Challenge:
From the entries below, copy every line that holds the word "text".

Dataset entries
━━━━━━━━━━

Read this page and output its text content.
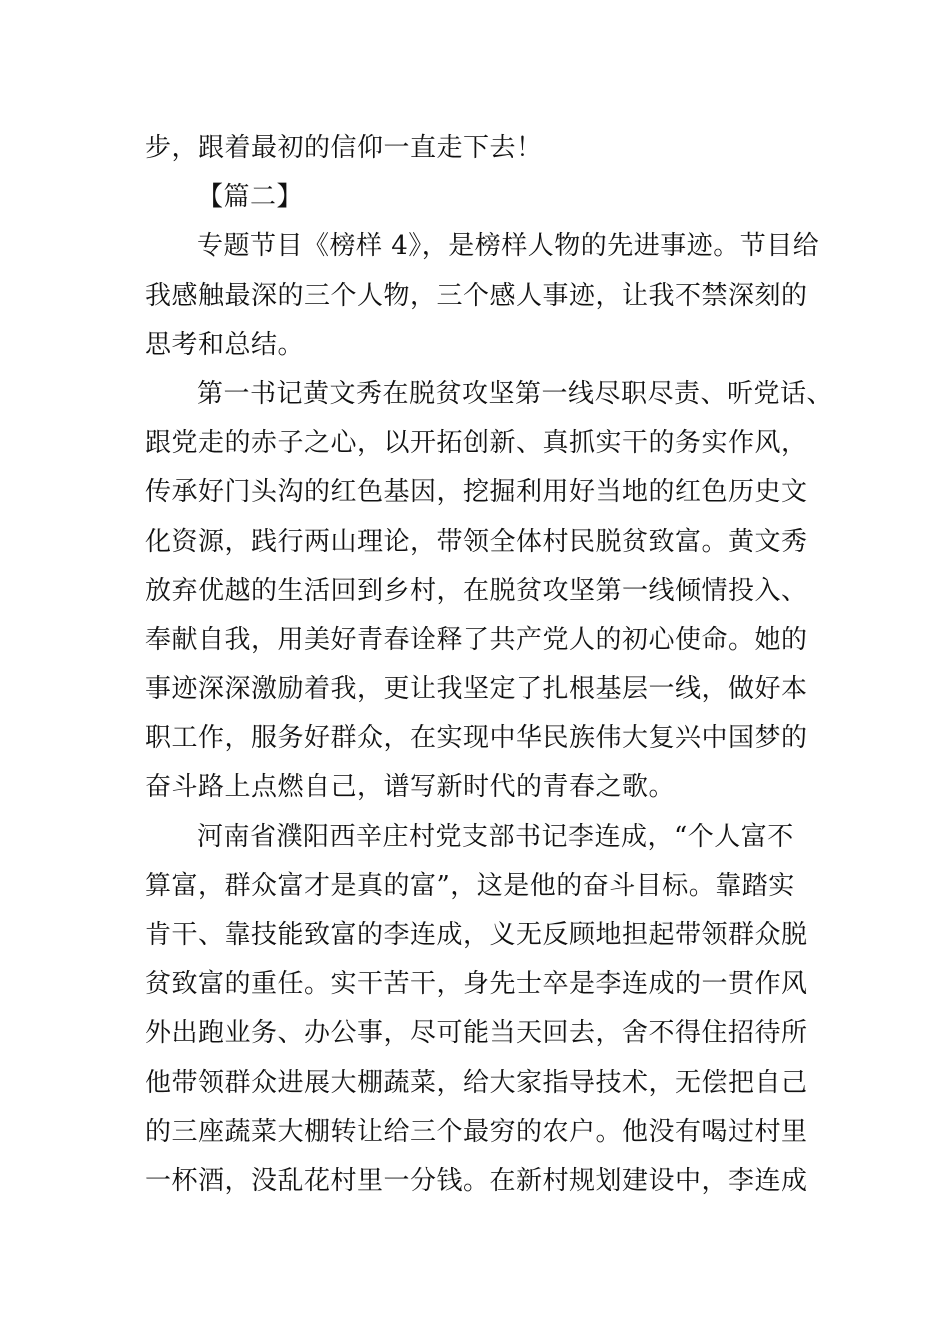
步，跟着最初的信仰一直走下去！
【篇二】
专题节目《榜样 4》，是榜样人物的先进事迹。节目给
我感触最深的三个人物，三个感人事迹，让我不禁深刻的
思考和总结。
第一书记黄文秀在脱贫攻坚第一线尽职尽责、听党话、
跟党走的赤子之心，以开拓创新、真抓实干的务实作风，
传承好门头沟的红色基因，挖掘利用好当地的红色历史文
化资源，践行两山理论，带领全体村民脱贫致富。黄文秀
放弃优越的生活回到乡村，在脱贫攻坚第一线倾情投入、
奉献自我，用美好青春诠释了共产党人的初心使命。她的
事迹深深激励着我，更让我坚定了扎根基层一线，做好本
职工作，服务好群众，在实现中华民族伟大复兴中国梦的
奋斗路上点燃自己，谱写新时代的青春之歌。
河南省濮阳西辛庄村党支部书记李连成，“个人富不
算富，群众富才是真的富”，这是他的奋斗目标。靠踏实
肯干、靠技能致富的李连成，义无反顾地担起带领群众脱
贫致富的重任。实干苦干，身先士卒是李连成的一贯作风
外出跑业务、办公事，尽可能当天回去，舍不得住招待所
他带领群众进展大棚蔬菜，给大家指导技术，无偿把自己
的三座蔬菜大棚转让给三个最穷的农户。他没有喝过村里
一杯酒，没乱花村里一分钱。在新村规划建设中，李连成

━━━━━━━━━━

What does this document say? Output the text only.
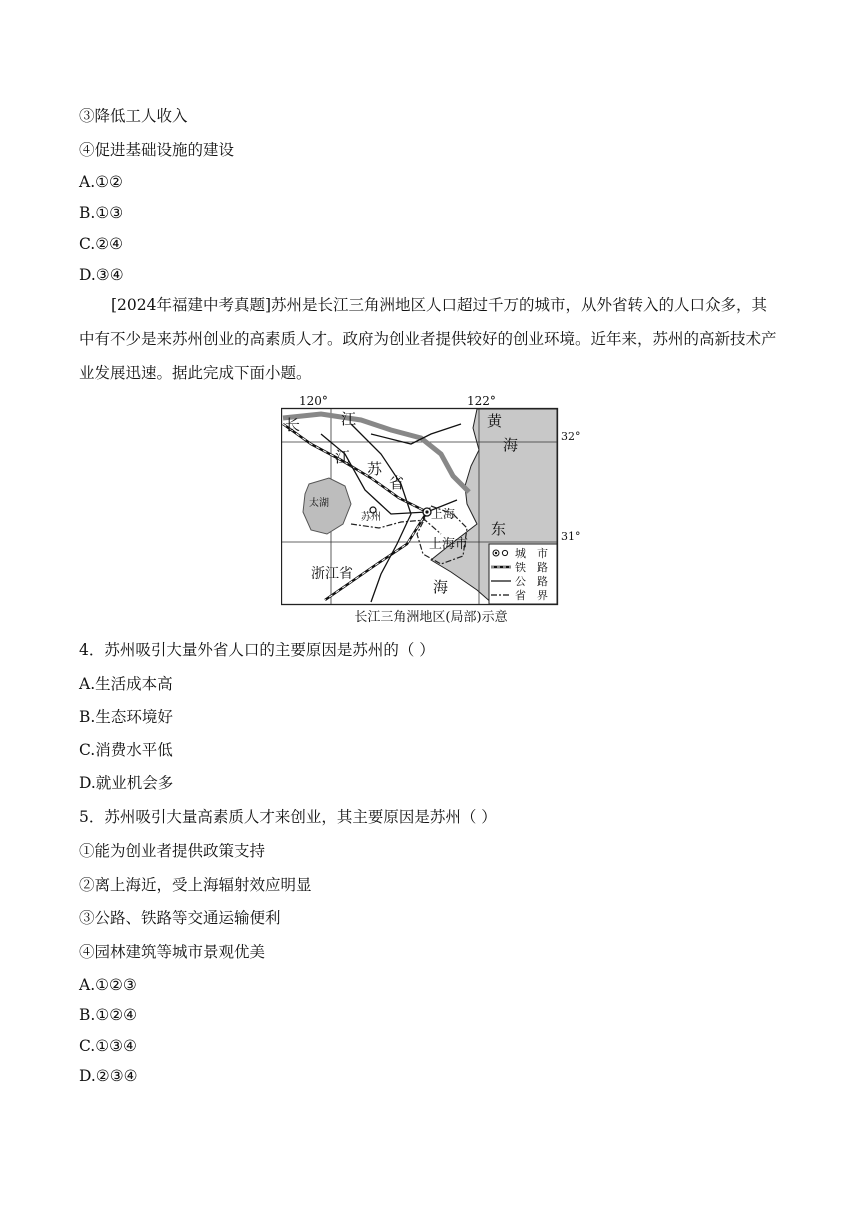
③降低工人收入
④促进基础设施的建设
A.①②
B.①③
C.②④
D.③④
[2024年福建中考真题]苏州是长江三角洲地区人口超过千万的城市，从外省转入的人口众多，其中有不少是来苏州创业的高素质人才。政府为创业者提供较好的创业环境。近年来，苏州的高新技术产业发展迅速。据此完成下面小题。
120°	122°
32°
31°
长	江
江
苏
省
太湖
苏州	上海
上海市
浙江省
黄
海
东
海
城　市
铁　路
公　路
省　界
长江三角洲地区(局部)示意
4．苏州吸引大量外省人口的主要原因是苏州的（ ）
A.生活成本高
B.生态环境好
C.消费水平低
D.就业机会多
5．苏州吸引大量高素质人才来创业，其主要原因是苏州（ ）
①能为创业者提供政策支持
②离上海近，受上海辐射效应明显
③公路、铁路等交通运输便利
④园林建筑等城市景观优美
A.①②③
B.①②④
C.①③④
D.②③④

━━━━━━━━━━

Full response:
Read this page and output its text content.
What does this document say? Output the text only.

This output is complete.